What you are asked to do: In your copy, repeat the records exactly and leave out the pictures.
[Data provided start]
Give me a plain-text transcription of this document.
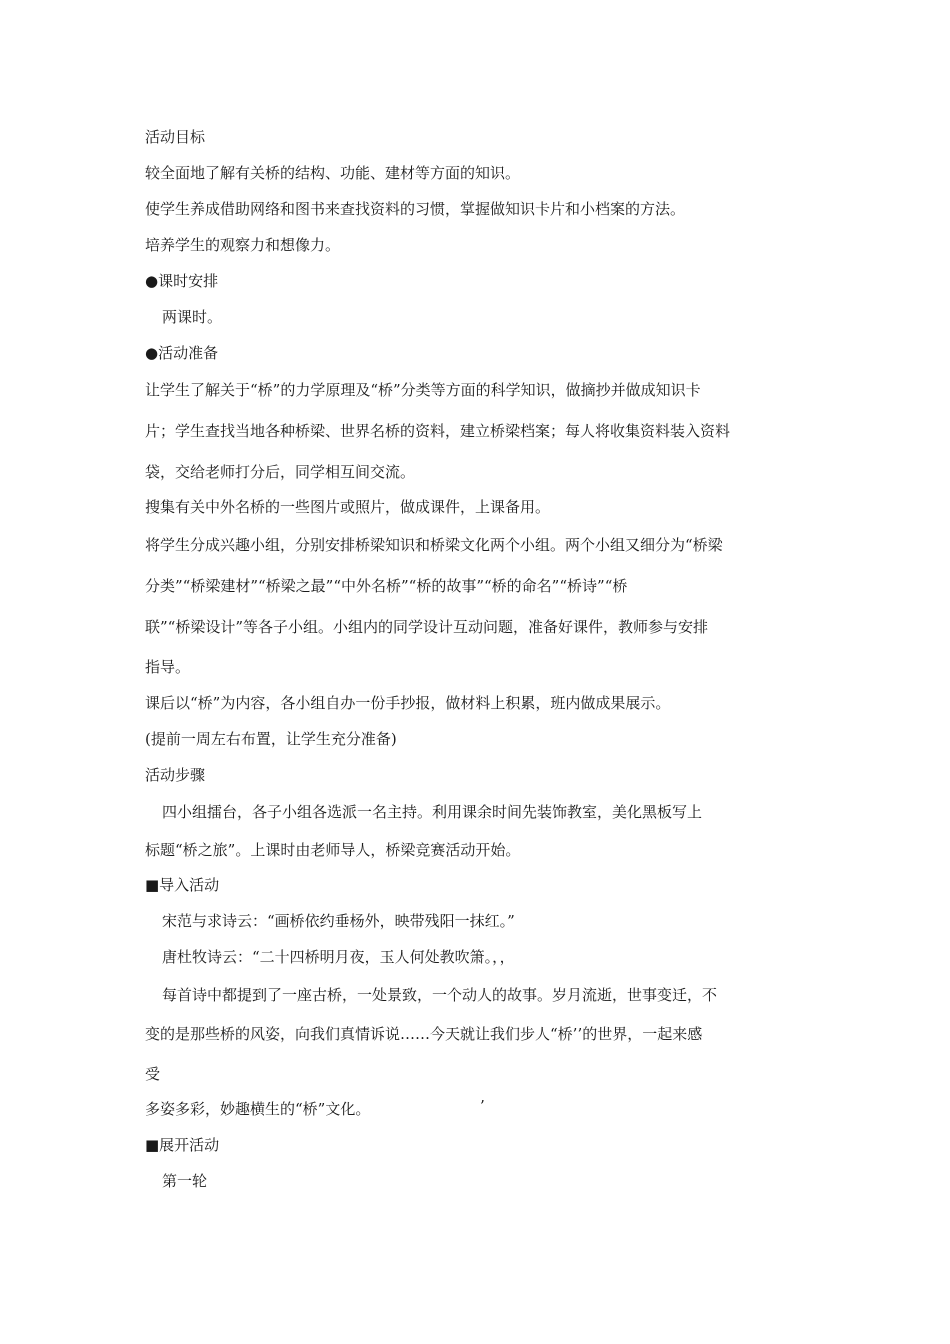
活动目标
较全面地了解有关桥的结构、功能、建材等方面的知识。
使学生养成借助网络和图书来查找资料的习惯，掌握做知识卡片和小档案的方法。
培养学生的观察力和想像力。
●课时安排
两课时。
●活动准备
让学生了解关于“桥”的力学原理及“桥”分类等方面的科学知识，做摘抄并做成知识卡
片；学生查找当地各种桥梁、世界名桥的资料，建立桥梁档案；每人将收集资料装入资料
袋，交给老师打分后，同学相互间交流。
搜集有关中外名桥的一些图片或照片，做成课件，上课备用。
将学生分成兴趣小组，分别安排桥梁知识和桥梁文化两个小组。两个小组又细分为“桥梁
分类”“桥梁建材”“桥梁之最”“中外名桥”“桥的故事”“桥的命名”“桥诗”“桥
联”“桥梁设计”等各子小组。小组内的同学设计互动问题，准备好课件，教师参与安排
指导。
课后以“桥”为内容，各小组自办一份手抄报，做材料上积累，班内做成果展示。
(提前一周左右布置，让学生充分准备)
活动步骤
四小组擂台，各子小组各选派一名主持。利用课余时间先装饰教室，美化黑板写上
标题“桥之旅”。上课时由老师导人，桥梁竞赛活动开始。
■导入活动
宋范与求诗云：“画桥依约垂杨外，映带残阳一抹红。”
唐杜牧诗云：“二十四桥明月夜，玉人何处教吹箫。，，
每首诗中都提到了一座古桥，一处景致，一个动人的故事。岁月流逝，世事变迁，不
变的是那些桥的风姿，向我们真情诉说……今天就让我们步人“桥’’的世界，一起来感
受
多姿多彩，妙趣横生的“桥”文化。	’
■展开活动
第一轮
[Data provided end]
Finished exercise:
Give me a plain-text transcription of this document.
活动目标
较全面地了解有关桥的结构、功能、建材等方面的知识。
使学生养成借助网络和图书来查找资料的习惯，掌握做知识卡片和小档案的方法。
培养学生的观察力和想像力。
●课时安排
两课时。
●活动准备
让学生了解关于“桥”的力学原理及“桥”分类等方面的科学知识，做摘抄并做成知识卡
片；学生查找当地各种桥梁、世界名桥的资料，建立桥梁档案；每人将收集资料装入资料
袋，交给老师打分后，同学相互间交流。
搜集有关中外名桥的一些图片或照片，做成课件，上课备用。
将学生分成兴趣小组，分别安排桥梁知识和桥梁文化两个小组。两个小组又细分为“桥梁
分类”“桥梁建材”“桥梁之最”“中外名桥”“桥的故事”“桥的命名”“桥诗”“桥
联”“桥梁设计”等各子小组。小组内的同学设计互动问题，准备好课件，教师参与安排
指导。
课后以“桥”为内容，各小组自办一份手抄报，做材料上积累，班内做成果展示。
(提前一周左右布置，让学生充分准备)
活动步骤
四小组擂台，各子小组各选派一名主持。利用课余时间先装饰教室，美化黑板写上
标题“桥之旅”。上课时由老师导人，桥梁竞赛活动开始。
■导入活动
宋范与求诗云：“画桥依约垂杨外，映带残阳一抹红。”
唐杜牧诗云：“二十四桥明月夜，玉人何处教吹箫。，，
每首诗中都提到了一座古桥，一处景致，一个动人的故事。岁月流逝，世事变迁，不
变的是那些桥的风姿，向我们真情诉说……今天就让我们步人“桥’’的世界，一起来感
受
多姿多彩，妙趣横生的“桥”文化。	’
■展开活动
第一轮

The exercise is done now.